* BEGIN Available data *

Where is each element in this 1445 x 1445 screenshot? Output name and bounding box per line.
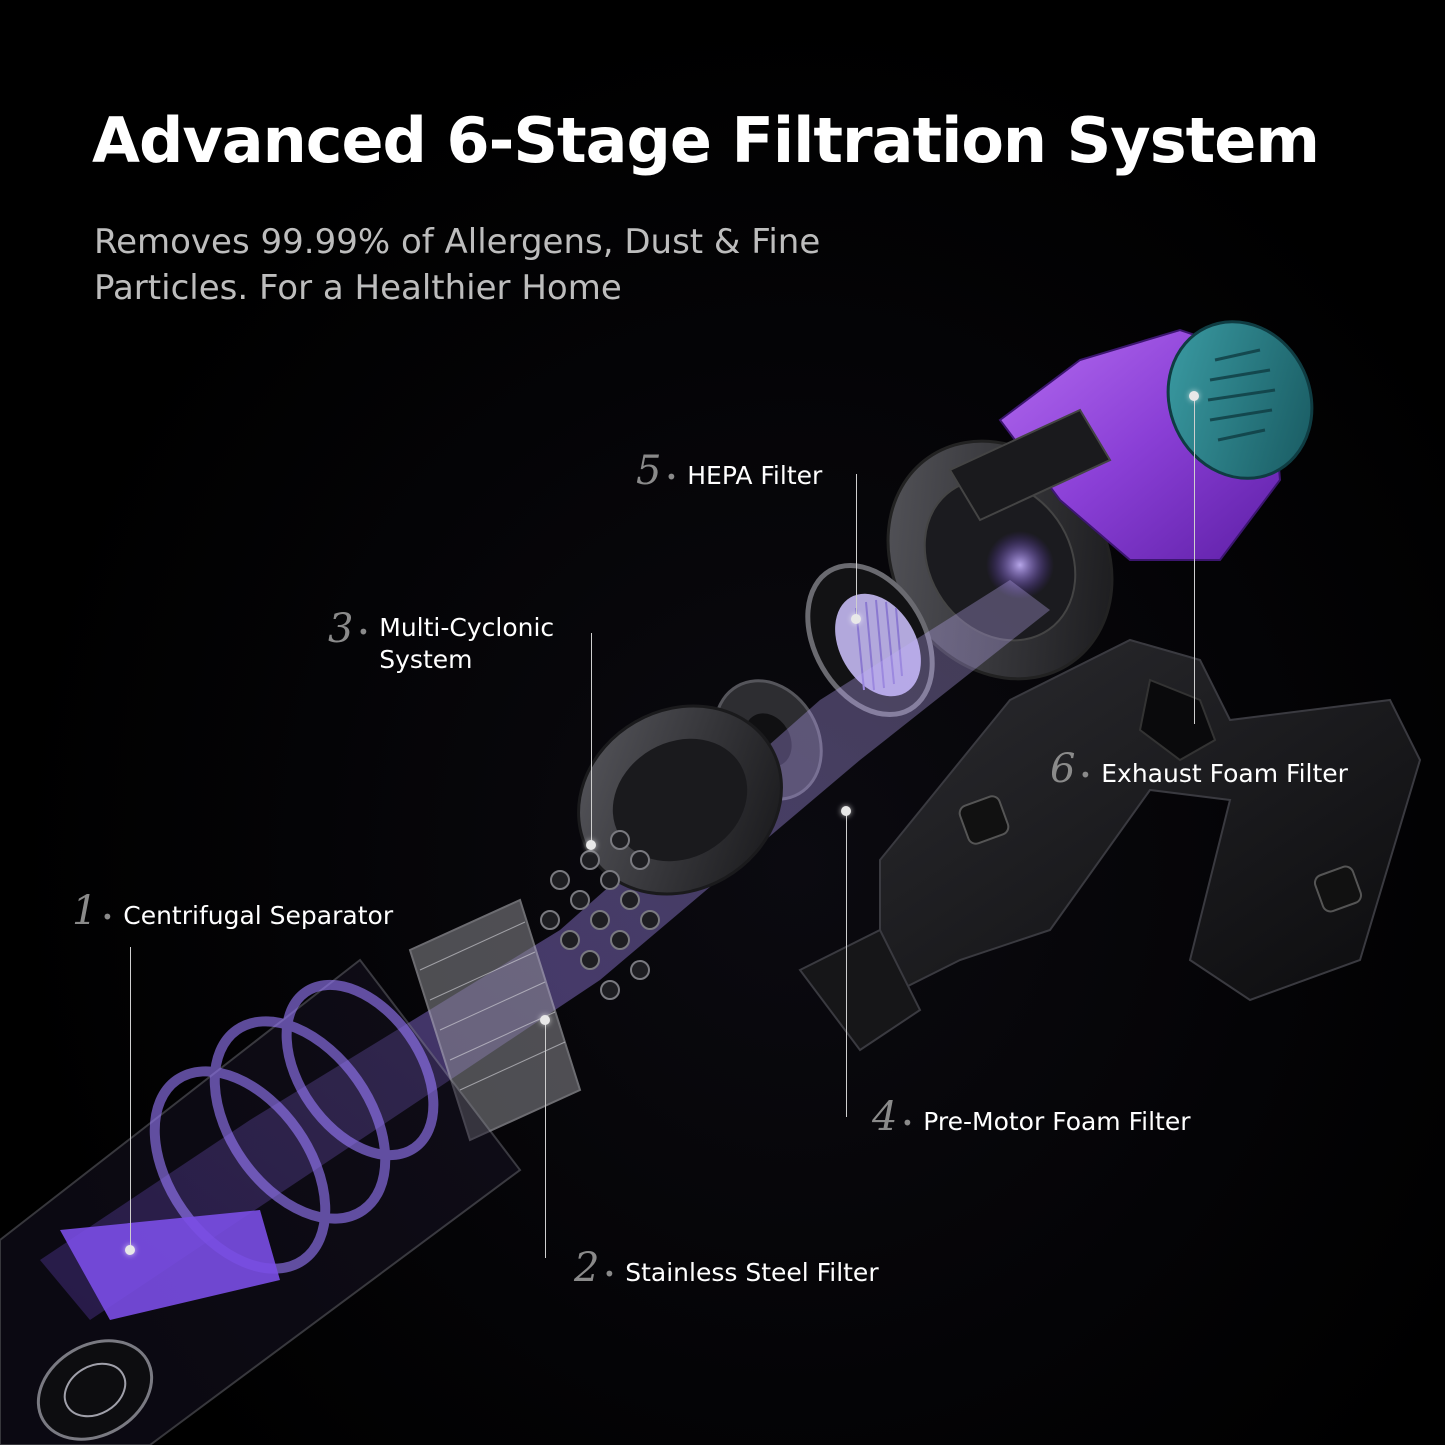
leader-line-stage-6 [1194, 397, 1195, 724]
stage-2-label: Stainless Steel Filter [625, 1258, 879, 1287]
leader-dot-stage-4 [841, 806, 851, 816]
handle-body [798, 638, 1422, 1052]
callout-stage-4: 4 • Pre-Motor Foam Filter [872, 1094, 1191, 1140]
leader-line-stage-3 [591, 633, 592, 846]
stage-2-dot: • [603, 1262, 616, 1286]
headline: Advanced 6-Stage Filtration System [92, 104, 1320, 177]
stage-4-label: Pre-Motor Foam Filter [923, 1107, 1191, 1136]
leader-dot-stage-5 [851, 614, 861, 624]
stage-6-dot: • [1079, 763, 1092, 787]
multi-cyclonic-assembly [540, 704, 783, 1000]
stage-6-label: Exhaust Foam Filter [1101, 759, 1348, 788]
leader-line-stage-2 [545, 1020, 546, 1258]
stage-2-number: 2 [574, 1245, 600, 1291]
stage-1-number: 1 [72, 888, 98, 934]
leader-dot-stage-2 [540, 1015, 550, 1025]
callout-stage-1: 1 • Centrifugal Separator [72, 888, 393, 934]
leader-dot-stage-3 [586, 840, 596, 850]
stage-5-label: HEPA Filter [687, 461, 823, 490]
subheadline-line-2: Particles. For a Healthier Home [94, 268, 622, 308]
stage-3-label-line-2: System [379, 645, 473, 674]
stage-5-dot: • [665, 465, 678, 489]
leader-line-stage-4 [846, 812, 847, 1117]
motor-head [886, 320, 1314, 681]
leader-line-stage-5 [856, 474, 857, 619]
stage-1-label: Centrifugal Separator [123, 901, 394, 930]
stage-5-number: 5 [636, 448, 662, 494]
callout-stage-6: 6 • Exhaust Foam Filter [1050, 746, 1348, 792]
callout-stage-5: 5 • HEPA Filter [636, 448, 822, 494]
stage-4-dot: • [901, 1111, 914, 1135]
callout-stage-3: 3 • Multi-Cyclonic System [328, 606, 554, 676]
stage-3-number: 3 [328, 606, 354, 652]
stage-1-dot: • [101, 905, 114, 929]
subheadline-line-1: Removes 99.99% of Allergens, Dust & Fine [94, 222, 821, 262]
callout-stage-2: 2 • Stainless Steel Filter [574, 1245, 879, 1291]
stainless-steel-filter [408, 898, 582, 1142]
stage-4-number: 4 [872, 1094, 898, 1140]
leader-dot-stage-6 [1189, 391, 1199, 401]
leader-dot-stage-1 [125, 1245, 135, 1255]
dust-bin [0, 958, 522, 1445]
stage-3-label: Multi-Cyclonic System [379, 612, 554, 676]
leader-line-stage-1 [130, 947, 131, 1252]
stage-3-dot: • [357, 620, 370, 644]
stage-6-number: 6 [1050, 746, 1076, 792]
stage-3-label-line-1: Multi-Cyclonic [379, 613, 555, 642]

* END Available data *

▸ **Work to be completed**
Give the lines above as a Markdown table with the columns No. and Line, numbering each row and leaving out blank lines. Omit the pictures from the table.

▸ **Response to this task**
| No. | Line |
|---|---|
| 1 | Where is each element in this 1445 x 1445 screenshot? Output name and bounding box per line. |
| 2 | leader-line-stage-6 [1194, 397, 1195, 724] |
| 3 | stage-2-label: Stainless Steel Filter [625, 1258, 879, 1287] |
| 4 | leader-dot-stage-4 [841, 806, 851, 816] |
| 5 | handle-body [798, 638, 1422, 1052] |
| 6 | callout-stage-4: 4 • Pre-Motor Foam Filter [872, 1094, 1191, 1140] |
| 7 | leader-line-stage-3 [591, 633, 592, 846] |
| 8 | stage-2-dot: • [603, 1262, 616, 1286] |
| 9 | headline: Advanced 6-Stage Filtration System [92, 104, 1320, 177] |
| 10 | stage-4-label: Pre-Motor Foam Filter [923, 1107, 1191, 1136] |
| 11 | leader-dot-stage-5 [851, 614, 861, 624] |
| 12 | stage-6-dot: • [1079, 763, 1092, 787] |
| 13 | multi-cyclonic-assembly [540, 704, 783, 1000] |
| 14 | stage-6-label: Exhaust Foam Filter [1101, 759, 1348, 788] |
| 15 | leader-line-stage-2 [545, 1020, 546, 1258] |
| 16 | stage-2-number: 2 [574, 1245, 600, 1291] |
| 17 | stage-1-number: 1 [72, 888, 98, 934] |
| 18 | leader-dot-stage-2 [540, 1015, 550, 1025] |
| 19 | callout-stage-1: 1 • Centrifugal Separator [72, 888, 393, 934] |
| 20 | leader-dot-stage-3 [586, 840, 596, 850] |
| 21 | stage-5-label: HEPA Filter [687, 461, 823, 490] |
| 22 | subheadline-line-2: Particles. For a Healthier Home [94, 268, 622, 308] |
| 23 | stage-3-label-line-2: System [379, 645, 473, 674] |
| 24 | stage-5-dot: • [665, 465, 678, 489] |
| 25 | leader-line-stage-4 [846, 812, 847, 1117] |
| 26 | motor-head [886, 320, 1314, 681] |
| 27 | leader-line-stage-5 [856, 474, 857, 619] |
| 28 | stage-1-label: Centrifugal Separator [123, 901, 394, 930] |
| 29 | stage-5-number: 5 [636, 448, 662, 494] |
| 30 | callout-stage-6: 6 • Exhaust Foam Filter [1050, 746, 1348, 792] |
| 31 | callout-stage-5: 5 • HEPA Filter [636, 448, 822, 494] |
| 32 | stage-4-dot: • [901, 1111, 914, 1135] |
| 33 | callout-stage-3: 3 • Multi-Cyclonic System [328, 606, 554, 676] |
| 34 | stage-3-number: 3 [328, 606, 354, 652] |
| 35 | stage-1-dot: • [101, 905, 114, 929] |
| 36 | subheadline-line-1: Removes 99.99% of Allergens, Dust & Fine [94, 222, 821, 262] |
| 37 | callout-stage-2: 2 • Stainless Steel Filter [574, 1245, 879, 1291] |
| 38 | stainless-steel-filter [408, 898, 582, 1142] |
| 39 | stage-4-number: 4 [872, 1094, 898, 1140] |
| 40 | leader-dot-stage-6 [1189, 391, 1199, 401] |
| 41 | leader-dot-stage-1 [125, 1245, 135, 1255] |
| 42 | dust-bin [0, 958, 522, 1445] |
| 43 | stage-3-label: Multi-Cyclonic System [379, 612, 554, 676] |
| 44 | leader-line-stage-1 [130, 947, 131, 1252] |
| 45 | stage-3-dot: • [357, 620, 370, 644] |
| 46 | stage-6-number: 6 [1050, 746, 1076, 792] |
| 47 | stage-3-label-line-1: Multi-Cyclonic [379, 613, 555, 642] |